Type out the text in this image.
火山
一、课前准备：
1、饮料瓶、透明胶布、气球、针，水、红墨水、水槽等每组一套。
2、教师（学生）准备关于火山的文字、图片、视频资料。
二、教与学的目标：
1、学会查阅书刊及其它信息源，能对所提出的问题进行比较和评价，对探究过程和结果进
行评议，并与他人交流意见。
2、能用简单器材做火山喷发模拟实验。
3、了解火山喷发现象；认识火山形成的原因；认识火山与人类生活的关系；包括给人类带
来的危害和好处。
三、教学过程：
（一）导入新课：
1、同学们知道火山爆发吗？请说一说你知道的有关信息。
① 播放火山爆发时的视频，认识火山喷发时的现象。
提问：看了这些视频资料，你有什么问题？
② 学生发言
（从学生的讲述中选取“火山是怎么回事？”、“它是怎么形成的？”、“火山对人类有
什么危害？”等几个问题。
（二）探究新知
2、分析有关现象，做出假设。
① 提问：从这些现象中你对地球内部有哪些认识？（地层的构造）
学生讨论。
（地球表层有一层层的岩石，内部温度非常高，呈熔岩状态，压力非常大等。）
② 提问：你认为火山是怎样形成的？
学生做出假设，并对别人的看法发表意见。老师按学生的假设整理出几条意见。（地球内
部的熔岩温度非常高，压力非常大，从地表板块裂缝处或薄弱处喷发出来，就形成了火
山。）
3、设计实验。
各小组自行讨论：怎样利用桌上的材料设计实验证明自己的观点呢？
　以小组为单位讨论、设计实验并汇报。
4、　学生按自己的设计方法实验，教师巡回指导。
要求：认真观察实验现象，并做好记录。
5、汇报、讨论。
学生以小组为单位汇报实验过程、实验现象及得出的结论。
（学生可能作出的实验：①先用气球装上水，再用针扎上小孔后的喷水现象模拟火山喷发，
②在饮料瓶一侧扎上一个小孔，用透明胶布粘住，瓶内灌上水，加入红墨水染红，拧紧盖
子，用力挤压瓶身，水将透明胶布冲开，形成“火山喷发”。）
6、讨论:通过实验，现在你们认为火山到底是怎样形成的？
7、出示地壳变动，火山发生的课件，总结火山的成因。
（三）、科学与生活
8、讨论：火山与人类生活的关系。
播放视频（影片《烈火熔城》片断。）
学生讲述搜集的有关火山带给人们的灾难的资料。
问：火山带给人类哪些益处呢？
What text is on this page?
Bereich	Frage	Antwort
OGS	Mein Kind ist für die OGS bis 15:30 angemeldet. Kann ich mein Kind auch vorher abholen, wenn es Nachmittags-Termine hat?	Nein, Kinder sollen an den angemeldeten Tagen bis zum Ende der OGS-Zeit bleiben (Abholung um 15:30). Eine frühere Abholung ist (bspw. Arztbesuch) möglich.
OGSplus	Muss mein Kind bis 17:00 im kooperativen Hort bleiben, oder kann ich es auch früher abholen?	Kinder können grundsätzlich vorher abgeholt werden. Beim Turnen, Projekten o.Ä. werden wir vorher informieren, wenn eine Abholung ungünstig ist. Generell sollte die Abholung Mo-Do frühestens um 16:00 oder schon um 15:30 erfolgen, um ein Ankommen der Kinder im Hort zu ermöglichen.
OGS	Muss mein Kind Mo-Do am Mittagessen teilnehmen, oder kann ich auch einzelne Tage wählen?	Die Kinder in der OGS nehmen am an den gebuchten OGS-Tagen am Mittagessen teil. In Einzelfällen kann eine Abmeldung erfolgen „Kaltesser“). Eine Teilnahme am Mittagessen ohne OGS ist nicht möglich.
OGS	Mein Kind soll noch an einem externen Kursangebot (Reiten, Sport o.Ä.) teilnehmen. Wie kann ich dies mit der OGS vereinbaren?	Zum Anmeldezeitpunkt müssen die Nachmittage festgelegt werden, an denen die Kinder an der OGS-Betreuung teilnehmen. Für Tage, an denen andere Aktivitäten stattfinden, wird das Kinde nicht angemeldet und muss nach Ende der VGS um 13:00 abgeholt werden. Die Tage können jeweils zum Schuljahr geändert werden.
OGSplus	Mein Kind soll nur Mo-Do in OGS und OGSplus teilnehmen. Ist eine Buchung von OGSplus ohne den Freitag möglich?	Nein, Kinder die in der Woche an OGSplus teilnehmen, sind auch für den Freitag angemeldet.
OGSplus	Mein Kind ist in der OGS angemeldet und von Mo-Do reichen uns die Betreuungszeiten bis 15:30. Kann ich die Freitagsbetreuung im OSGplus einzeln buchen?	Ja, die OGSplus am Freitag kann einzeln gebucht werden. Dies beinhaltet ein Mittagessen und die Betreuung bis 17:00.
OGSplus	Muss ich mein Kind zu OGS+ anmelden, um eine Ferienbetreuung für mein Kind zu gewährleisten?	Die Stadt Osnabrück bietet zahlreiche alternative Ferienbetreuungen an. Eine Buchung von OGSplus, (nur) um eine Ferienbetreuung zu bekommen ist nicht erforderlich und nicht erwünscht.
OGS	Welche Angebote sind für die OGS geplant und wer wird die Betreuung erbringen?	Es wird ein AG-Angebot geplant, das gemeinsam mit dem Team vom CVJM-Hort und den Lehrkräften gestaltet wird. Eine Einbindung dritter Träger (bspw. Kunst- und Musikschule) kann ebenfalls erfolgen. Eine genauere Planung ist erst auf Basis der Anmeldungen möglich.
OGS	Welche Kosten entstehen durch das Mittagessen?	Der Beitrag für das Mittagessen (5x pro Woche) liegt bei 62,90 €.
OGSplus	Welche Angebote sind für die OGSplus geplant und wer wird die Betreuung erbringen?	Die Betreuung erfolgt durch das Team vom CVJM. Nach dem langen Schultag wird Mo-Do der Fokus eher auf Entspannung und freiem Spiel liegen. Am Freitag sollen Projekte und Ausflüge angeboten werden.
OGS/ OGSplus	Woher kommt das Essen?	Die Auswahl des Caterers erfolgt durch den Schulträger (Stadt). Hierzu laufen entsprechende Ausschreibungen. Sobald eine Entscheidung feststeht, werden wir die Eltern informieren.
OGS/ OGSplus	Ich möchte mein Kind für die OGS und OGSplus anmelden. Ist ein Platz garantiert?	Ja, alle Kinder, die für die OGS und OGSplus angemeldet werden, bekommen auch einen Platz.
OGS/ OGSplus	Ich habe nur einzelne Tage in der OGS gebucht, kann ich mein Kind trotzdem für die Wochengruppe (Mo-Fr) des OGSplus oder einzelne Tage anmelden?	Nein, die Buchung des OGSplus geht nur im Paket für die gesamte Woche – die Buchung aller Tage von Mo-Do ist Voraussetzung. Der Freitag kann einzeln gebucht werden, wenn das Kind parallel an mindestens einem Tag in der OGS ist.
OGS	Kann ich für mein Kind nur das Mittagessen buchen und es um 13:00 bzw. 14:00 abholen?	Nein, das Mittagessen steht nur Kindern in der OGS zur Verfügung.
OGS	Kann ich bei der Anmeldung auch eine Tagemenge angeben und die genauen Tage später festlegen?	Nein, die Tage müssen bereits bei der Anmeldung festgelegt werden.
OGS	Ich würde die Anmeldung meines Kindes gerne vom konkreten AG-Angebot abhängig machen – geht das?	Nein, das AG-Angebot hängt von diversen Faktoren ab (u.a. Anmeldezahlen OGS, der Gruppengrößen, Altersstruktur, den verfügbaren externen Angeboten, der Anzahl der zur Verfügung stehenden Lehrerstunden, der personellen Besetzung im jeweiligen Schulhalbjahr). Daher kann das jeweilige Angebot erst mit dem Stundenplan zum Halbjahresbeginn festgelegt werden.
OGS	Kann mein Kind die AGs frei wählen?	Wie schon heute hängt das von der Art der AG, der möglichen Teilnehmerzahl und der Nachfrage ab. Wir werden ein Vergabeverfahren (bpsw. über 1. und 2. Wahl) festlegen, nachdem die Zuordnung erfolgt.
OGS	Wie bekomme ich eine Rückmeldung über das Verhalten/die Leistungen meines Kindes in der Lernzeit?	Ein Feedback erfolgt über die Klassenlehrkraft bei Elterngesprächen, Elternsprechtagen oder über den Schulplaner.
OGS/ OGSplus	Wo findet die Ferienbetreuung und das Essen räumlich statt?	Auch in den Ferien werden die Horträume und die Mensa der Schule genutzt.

▸ **AIM OF THE TASK**
How many lines in the listing above contain the string "text"? Answer with the number only.

▸ **FINAL RESULT**
2